OBJECTIVE: Would you write out the listing verbatim and skip every picture in it?

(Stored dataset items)
+++

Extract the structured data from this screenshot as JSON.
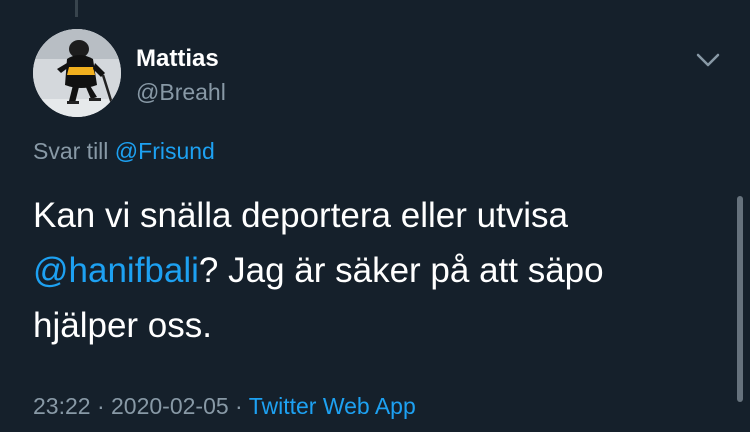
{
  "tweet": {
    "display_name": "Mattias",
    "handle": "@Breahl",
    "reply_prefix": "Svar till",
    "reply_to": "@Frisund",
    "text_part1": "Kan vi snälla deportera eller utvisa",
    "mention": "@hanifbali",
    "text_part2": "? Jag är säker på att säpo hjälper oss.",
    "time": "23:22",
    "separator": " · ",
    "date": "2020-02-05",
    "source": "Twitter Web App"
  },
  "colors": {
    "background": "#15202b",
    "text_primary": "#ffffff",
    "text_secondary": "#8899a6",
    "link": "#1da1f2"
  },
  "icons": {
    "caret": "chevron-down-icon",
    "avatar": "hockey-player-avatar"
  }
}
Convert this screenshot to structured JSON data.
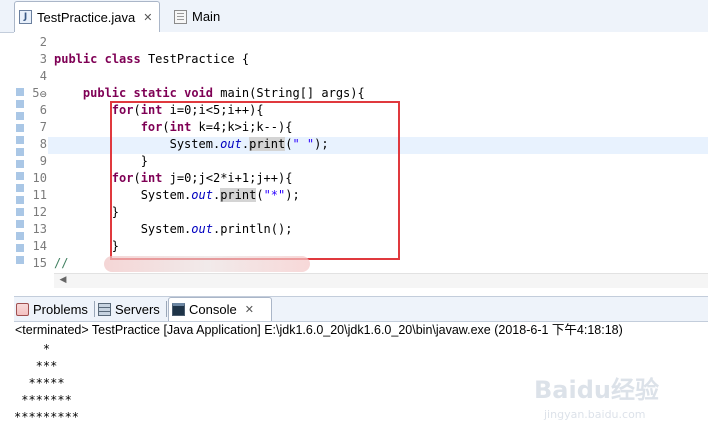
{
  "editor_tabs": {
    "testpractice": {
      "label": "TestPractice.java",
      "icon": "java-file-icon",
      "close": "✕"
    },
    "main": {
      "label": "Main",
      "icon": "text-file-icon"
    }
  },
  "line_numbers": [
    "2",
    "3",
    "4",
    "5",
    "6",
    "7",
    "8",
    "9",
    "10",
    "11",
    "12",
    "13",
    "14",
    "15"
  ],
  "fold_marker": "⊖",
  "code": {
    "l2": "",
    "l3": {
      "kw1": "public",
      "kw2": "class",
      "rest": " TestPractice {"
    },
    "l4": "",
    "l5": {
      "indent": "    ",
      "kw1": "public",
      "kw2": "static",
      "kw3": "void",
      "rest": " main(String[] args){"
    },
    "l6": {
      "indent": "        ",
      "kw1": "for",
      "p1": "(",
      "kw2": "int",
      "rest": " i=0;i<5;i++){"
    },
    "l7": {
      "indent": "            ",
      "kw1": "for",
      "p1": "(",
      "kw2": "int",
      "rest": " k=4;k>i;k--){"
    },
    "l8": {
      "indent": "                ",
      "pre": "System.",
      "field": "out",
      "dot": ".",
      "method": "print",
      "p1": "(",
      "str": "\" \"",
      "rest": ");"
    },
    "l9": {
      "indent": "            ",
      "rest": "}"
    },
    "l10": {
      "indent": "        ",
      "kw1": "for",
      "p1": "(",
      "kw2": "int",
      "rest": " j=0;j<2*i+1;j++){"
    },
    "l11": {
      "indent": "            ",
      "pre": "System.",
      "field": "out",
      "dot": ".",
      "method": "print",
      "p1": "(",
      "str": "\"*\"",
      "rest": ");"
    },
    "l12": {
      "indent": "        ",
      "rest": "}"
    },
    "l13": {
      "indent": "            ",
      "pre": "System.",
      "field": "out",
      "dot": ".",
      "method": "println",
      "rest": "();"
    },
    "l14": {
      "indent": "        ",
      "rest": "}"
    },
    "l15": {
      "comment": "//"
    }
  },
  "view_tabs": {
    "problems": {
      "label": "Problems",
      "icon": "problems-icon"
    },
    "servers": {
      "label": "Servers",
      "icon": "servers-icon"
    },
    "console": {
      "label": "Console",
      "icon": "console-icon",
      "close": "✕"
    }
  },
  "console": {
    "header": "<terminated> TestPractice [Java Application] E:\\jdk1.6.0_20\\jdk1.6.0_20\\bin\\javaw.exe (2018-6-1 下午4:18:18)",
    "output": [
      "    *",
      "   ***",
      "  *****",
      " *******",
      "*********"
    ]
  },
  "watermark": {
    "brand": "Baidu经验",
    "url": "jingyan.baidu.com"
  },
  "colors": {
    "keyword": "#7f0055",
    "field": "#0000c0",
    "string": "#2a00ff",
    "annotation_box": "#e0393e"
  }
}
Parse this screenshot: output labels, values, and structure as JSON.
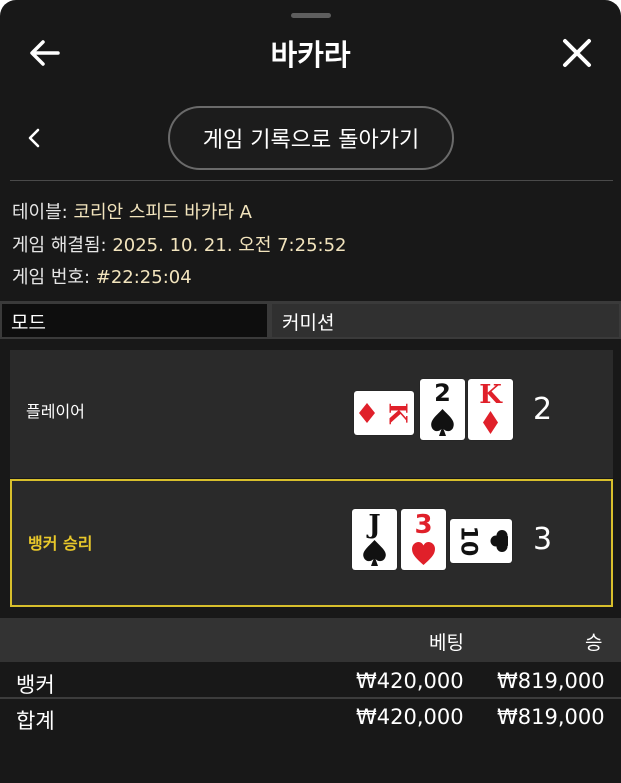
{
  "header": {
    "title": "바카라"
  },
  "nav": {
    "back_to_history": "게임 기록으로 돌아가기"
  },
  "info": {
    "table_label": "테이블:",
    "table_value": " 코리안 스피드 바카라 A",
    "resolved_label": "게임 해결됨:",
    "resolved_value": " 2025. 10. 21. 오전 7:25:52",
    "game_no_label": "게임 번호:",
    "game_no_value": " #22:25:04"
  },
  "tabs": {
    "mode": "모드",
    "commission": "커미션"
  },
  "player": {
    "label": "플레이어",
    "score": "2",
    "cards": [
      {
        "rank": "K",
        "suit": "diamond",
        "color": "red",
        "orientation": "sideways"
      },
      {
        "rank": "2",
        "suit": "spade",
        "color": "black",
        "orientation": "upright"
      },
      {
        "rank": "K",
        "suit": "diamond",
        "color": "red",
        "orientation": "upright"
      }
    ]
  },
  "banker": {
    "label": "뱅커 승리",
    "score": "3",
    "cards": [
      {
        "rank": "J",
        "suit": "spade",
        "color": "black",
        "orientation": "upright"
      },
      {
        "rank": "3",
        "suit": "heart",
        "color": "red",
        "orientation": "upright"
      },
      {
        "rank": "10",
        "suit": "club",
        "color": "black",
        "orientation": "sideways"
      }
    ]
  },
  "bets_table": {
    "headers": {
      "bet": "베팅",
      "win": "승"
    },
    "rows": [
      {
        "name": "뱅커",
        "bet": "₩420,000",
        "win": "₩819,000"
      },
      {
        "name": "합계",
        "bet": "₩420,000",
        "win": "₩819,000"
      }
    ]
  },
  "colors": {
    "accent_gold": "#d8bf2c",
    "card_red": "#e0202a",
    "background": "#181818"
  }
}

+++

RESULT OF THE TASK:
Extract the structured data from this screenshot as JSON.
{
  "tweet": {
    "display_name": "Mattias",
    "handle": "@Breahl",
    "reply_prefix": "Svar till",
    "reply_to": "@Frisund",
    "text_part1": "Kan vi snälla deportera eller utvisa",
    "mention": "@hanifbali",
    "text_part2": "? Jag är säker på att säpo hjälper oss.",
    "time": "23:22",
    "separator": " · ",
    "date": "2020-02-05",
    "source": "Twitter Web App"
  },
  "colors": {
    "background": "#15202b",
    "text_primary": "#ffffff",
    "text_secondary": "#8899a6",
    "link": "#1da1f2"
  },
  "icons": {
    "caret": "chevron-down-icon",
    "avatar": "hockey-player-avatar"
  }
}
Convert this screenshot to structured JSON data.
{
  "editor_tabs": {
    "testpractice": {
      "label": "TestPractice.java",
      "icon": "java-file-icon",
      "close": "✕"
    },
    "main": {
      "label": "Main",
      "icon": "text-file-icon"
    }
  },
  "line_numbers": [
    "2",
    "3",
    "4",
    "5",
    "6",
    "7",
    "8",
    "9",
    "10",
    "11",
    "12",
    "13",
    "14",
    "15"
  ],
  "fold_marker": "⊖",
  "code": {
    "l2": "",
    "l3": {
      "kw1": "public",
      "kw2": "class",
      "rest": " TestPractice {"
    },
    "l4": "",
    "l5": {
      "indent": "    ",
      "kw1": "public",
      "kw2": "static",
      "kw3": "void",
      "rest": " main(String[] args){"
    },
    "l6": {
      "indent": "        ",
      "kw1": "for",
      "p1": "(",
      "kw2": "int",
      "rest": " i=0;i<5;i++){"
    },
    "l7": {
      "indent": "            ",
      "kw1": "for",
      "p1": "(",
      "kw2": "int",
      "rest": " k=4;k>i;k--){"
    },
    "l8": {
      "indent": "                ",
      "pre": "System.",
      "field": "out",
      "dot": ".",
      "method": "print",
      "p1": "(",
      "str": "\" \"",
      "rest": ");"
    },
    "l9": {
      "indent": "            ",
      "rest": "}"
    },
    "l10": {
      "indent": "        ",
      "kw1": "for",
      "p1": "(",
      "kw2": "int",
      "rest": " j=0;j<2*i+1;j++){"
    },
    "l11": {
      "indent": "            ",
      "pre": "System.",
      "field": "out",
      "dot": ".",
      "method": "print",
      "p1": "(",
      "str": "\"*\"",
      "rest": ");"
    },
    "l12": {
      "indent": "        ",
      "rest": "}"
    },
    "l13": {
      "indent": "            ",
      "pre": "System.",
      "field": "out",
      "dot": ".",
      "method": "println",
      "rest": "();"
    },
    "l14": {
      "indent": "        ",
      "rest": "}"
    },
    "l15": {
      "comment": "//"
    }
  },
  "view_tabs": {
    "problems": {
      "label": "Problems",
      "icon": "problems-icon"
    },
    "servers": {
      "label": "Servers",
      "icon": "servers-icon"
    },
    "console": {
      "label": "Console",
      "icon": "console-icon",
      "close": "✕"
    }
  },
  "console": {
    "header": "<terminated> TestPractice [Java Application] E:\\jdk1.6.0_20\\jdk1.6.0_20\\bin\\javaw.exe (2018-6-1 下午4:18:18)",
    "output": [
      "    *",
      "   ***",
      "  *****",
      " *******",
      "*********"
    ]
  },
  "watermark": {
    "brand": "Baidu经验",
    "url": "jingyan.baidu.com"
  },
  "colors": {
    "keyword": "#7f0055",
    "field": "#0000c0",
    "string": "#2a00ff",
    "annotation_box": "#e0393e"
  }
}
Parse this screenshot: output labels, values, and structure as JSON.
{
  "header": {
    "title": "바카라"
  },
  "nav": {
    "back_to_history": "게임 기록으로 돌아가기"
  },
  "info": {
    "table_label": "테이블:",
    "table_value": " 코리안 스피드 바카라 A",
    "resolved_label": "게임 해결됨:",
    "resolved_value": " 2025. 10. 21. 오전 7:25:52",
    "game_no_label": "게임 번호:",
    "game_no_value": " #22:25:04"
  },
  "tabs": {
    "mode": "모드",
    "commission": "커미션"
  },
  "player": {
    "label": "플레이어",
    "score": "2",
    "cards": [
      {
        "rank": "K",
        "suit": "diamond",
        "color": "red",
        "orientation": "sideways"
      },
      {
        "rank": "2",
        "suit": "spade",
        "color": "black",
        "orientation": "upright"
      },
      {
        "rank": "K",
        "suit": "diamond",
        "color": "red",
        "orientation": "upright"
      }
    ]
  },
  "banker": {
    "label": "뱅커 승리",
    "score": "3",
    "cards": [
      {
        "rank": "J",
        "suit": "spade",
        "color": "black",
        "orientation": "upright"
      },
      {
        "rank": "3",
        "suit": "heart",
        "color": "red",
        "orientation": "upright"
      },
      {
        "rank": "10",
        "suit": "club",
        "color": "black",
        "orientation": "sideways"
      }
    ]
  },
  "bets_table": {
    "headers": {
      "bet": "베팅",
      "win": "승"
    },
    "rows": [
      {
        "name": "뱅커",
        "bet": "₩420,000",
        "win": "₩819,000"
      },
      {
        "name": "합계",
        "bet": "₩420,000",
        "win": "₩819,000"
      }
    ]
  },
  "colors": {
    "accent_gold": "#d8bf2c",
    "card_red": "#e0202a",
    "background": "#181818"
  }
}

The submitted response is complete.